Delayed onset muscle soreness (DOMS) is a sensation of myth and legend to anyone who works out. I am sure everyone has a tale of debilitating DOMS from when they first started training, did an especially brutal leg workout or went back to the Gym after a lengthy layoff.
I remember one of my first squat workouts left me unable to function as a human being and perform simple, everyday tasks, like sit on the toilet.
To many people, working out is all about chasing this soreness. It's commonly believed, among lifters, that DOMS is the best indicator of growth and that the more DOMS one has following a workout, the more growth they will get. But is this correct? Or has this pursuit been taking us down the wrong path?
What Is DOMS?
For those that don't know, or need a refresher, DOMS refers to the muscle soreness one experiences anywhere from as early as 8 hours after a workout, and tend's to peak around the 36 to 48-hour mark (but this can vary depending on the individual).
Beginner trainers tend to experience DOMS more frequently and more severely, but this effect diminishes once they become more accustomed to training. I am sure anyone who has ever done anything resembling a decent resistance workout will know what DOMS feels like.
What Causes DOMS?

(Document structure recognition data)
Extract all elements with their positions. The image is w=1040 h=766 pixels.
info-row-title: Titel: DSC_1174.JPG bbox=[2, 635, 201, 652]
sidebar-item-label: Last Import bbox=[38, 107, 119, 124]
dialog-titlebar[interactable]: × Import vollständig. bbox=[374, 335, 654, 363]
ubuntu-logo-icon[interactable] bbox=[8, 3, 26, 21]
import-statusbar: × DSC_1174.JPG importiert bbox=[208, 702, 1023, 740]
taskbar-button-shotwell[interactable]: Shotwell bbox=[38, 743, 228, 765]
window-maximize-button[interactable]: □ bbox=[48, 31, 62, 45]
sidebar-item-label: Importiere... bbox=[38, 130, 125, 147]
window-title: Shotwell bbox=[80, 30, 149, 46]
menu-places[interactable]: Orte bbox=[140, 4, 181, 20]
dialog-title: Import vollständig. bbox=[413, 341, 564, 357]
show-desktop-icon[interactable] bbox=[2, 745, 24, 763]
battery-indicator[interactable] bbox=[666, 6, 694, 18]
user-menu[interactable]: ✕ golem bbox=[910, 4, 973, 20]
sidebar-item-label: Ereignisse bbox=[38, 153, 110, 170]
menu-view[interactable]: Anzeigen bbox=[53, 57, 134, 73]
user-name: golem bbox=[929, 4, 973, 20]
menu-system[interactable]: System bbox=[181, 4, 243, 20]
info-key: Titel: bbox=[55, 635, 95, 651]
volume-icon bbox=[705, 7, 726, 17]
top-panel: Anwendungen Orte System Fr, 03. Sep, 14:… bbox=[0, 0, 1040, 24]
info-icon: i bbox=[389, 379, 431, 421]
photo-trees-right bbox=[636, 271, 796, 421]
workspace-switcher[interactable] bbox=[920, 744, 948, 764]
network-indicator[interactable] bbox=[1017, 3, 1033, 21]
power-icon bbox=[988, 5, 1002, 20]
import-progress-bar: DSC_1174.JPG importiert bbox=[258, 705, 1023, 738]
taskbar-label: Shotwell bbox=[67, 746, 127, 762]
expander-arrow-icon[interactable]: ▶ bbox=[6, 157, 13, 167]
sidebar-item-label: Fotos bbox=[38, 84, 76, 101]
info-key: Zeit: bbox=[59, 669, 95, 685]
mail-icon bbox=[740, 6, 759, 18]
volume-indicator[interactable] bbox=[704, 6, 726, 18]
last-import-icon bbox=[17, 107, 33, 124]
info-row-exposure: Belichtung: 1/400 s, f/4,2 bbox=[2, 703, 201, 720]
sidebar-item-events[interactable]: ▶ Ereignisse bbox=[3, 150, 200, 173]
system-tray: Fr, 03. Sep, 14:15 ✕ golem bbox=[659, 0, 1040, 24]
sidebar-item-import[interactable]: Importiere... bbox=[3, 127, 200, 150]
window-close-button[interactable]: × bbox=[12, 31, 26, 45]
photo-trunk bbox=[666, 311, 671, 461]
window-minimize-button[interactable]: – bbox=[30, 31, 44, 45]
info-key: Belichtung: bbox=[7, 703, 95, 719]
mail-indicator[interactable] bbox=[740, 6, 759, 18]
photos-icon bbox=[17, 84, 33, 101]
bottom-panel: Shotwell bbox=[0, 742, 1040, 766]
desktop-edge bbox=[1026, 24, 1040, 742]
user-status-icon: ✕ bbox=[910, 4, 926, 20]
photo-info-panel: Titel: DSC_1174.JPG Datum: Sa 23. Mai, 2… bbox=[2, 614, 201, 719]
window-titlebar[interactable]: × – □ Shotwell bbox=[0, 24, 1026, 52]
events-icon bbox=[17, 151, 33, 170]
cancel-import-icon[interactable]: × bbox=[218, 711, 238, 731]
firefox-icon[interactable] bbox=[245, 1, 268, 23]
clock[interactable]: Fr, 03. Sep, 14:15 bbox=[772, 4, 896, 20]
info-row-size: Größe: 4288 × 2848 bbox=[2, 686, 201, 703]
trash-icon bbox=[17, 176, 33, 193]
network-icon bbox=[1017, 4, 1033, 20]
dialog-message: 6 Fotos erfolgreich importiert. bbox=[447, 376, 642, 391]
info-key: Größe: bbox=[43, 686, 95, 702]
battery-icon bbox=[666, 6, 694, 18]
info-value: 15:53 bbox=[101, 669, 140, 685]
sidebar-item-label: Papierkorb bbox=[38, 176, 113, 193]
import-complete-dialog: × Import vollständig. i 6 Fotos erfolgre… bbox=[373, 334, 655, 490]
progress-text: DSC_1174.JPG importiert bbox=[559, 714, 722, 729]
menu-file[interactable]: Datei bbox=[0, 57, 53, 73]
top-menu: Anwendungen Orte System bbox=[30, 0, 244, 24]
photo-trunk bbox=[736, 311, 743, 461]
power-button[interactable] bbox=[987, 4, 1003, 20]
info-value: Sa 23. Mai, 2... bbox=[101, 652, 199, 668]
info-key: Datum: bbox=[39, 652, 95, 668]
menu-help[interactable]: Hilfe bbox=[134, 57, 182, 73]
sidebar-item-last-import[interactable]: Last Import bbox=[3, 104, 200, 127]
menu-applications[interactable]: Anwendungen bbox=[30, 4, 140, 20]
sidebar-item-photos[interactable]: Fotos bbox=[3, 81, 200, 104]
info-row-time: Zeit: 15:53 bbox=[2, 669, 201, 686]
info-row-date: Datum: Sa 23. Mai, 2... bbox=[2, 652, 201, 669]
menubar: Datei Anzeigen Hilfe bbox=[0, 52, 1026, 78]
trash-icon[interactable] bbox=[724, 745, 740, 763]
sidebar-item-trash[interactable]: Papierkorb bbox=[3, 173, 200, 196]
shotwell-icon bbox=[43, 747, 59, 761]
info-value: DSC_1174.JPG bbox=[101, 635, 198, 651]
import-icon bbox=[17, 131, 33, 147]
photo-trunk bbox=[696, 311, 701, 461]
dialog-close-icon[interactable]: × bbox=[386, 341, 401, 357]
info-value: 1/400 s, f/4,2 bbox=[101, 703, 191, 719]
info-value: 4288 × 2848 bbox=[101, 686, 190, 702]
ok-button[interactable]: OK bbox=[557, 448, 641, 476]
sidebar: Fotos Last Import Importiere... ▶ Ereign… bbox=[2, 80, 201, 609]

## Task statement
Repeat the passage on muscle soreness word for word, starting with "To many people, working" and going on through "What Causes DOMS?". The listing comes from a separate source, unrelated to the passage on muscle soreness.

## Answer to this problem
To many people, working out is all about chasing this soreness. It's commonly believed, among lifters, that DOMS is the best indicator of growth and that the more DOMS one has following a workout, the more growth they will get. But is this correct? Or has this pursuit been taking us down the wrong path?
What Is DOMS?
For those that don't know, or need a refresher, DOMS refers to the muscle soreness one experiences anywhere from as early as 8 hours after a workout, and tend's to peak around the 36 to 48-hour mark (but this can vary depending on the individual).
Beginner trainers tend to experience DOMS more frequently and more severely, but this effect diminishes once they become more accustomed to training. I am sure anyone who has ever done anything resembling a decent resistance workout will know what DOMS feels like.
What Causes DOMS?